■ **Data extracted from a collection**:

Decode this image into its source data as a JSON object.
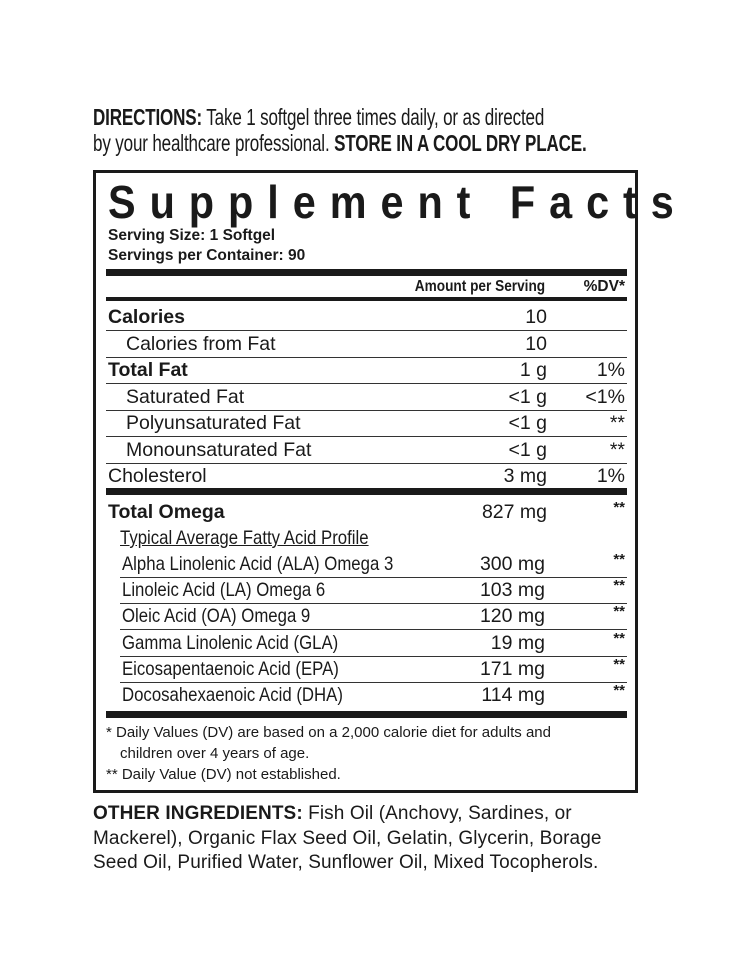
{
  "directions": {
    "label": "DIRECTIONS:",
    "text1": " Take 1 softgel three times daily, or as directed",
    "text2": "by your healthcare professional. ",
    "storage": "STORE IN A COOL DRY PLACE."
  },
  "facts": {
    "title": "Supplement Facts",
    "serving_size": "Serving Size: 1 Softgel",
    "servings_per_container": "Servings per Container: 90",
    "header_amount": "Amount per Serving",
    "header_dv": "%DV*",
    "rows": [
      {
        "label": "Calories",
        "amount": "10",
        "dv": ""
      },
      {
        "label": "Calories from Fat",
        "amount": "10",
        "dv": ""
      },
      {
        "label": "Total Fat",
        "amount": "1 g",
        "dv": "1%"
      },
      {
        "label": "Saturated Fat",
        "amount": "<1 g",
        "dv": "<1%"
      },
      {
        "label": "Polyunsaturated Fat",
        "amount": "<1 g",
        "dv": "**"
      },
      {
        "label": "Monounsaturated Fat",
        "amount": "<1 g",
        "dv": "**"
      },
      {
        "label": "Cholesterol",
        "amount": "3 mg",
        "dv": "1%"
      }
    ],
    "omega": {
      "label": "Total Omega",
      "amount": "827 mg",
      "dv": "**"
    },
    "profile_heading": "Typical Average Fatty Acid Profile",
    "acids": [
      {
        "label": "Alpha Linolenic Acid (ALA) Omega 3",
        "amount": "300 mg",
        "dv": "**"
      },
      {
        "label": "Linoleic Acid (LA) Omega 6",
        "amount": "103 mg",
        "dv": "**"
      },
      {
        "label": "Oleic Acid (OA) Omega 9",
        "amount": "120 mg",
        "dv": "**"
      },
      {
        "label": "Gamma Linolenic Acid (GLA)",
        "amount": "19 mg",
        "dv": "**"
      },
      {
        "label": "Eicosapentaenoic Acid (EPA)",
        "amount": "171 mg",
        "dv": "**"
      },
      {
        "label": "Docosahexaenoic Acid (DHA)",
        "amount": "114 mg",
        "dv": "**"
      }
    ],
    "footnote1a": "* Daily Values (DV) are based on a 2,000 calorie diet for adults and",
    "footnote1b": "children over 4 years of age.",
    "footnote2": "** Daily Value (DV) not established."
  },
  "other_ingredients": {
    "label": "OTHER INGREDIENTS:",
    "line1": " Fish Oil (Anchovy, Sardines, or",
    "line2": "Mackerel), Organic Flax Seed Oil, Gelatin, Glycerin, Borage",
    "line3": "Seed Oil, Purified Water, Sunflower Oil, Mixed Tocopherols."
  }
}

■ **DO THIS**:
Find and copy every line in the entries above where the string "Linolenic" occurs.

■ **TASK RESULT**:
        "label": "Alpha Linolenic Acid (ALA) Omega 3",
        "label": "Gamma Linolenic Acid (GLA)",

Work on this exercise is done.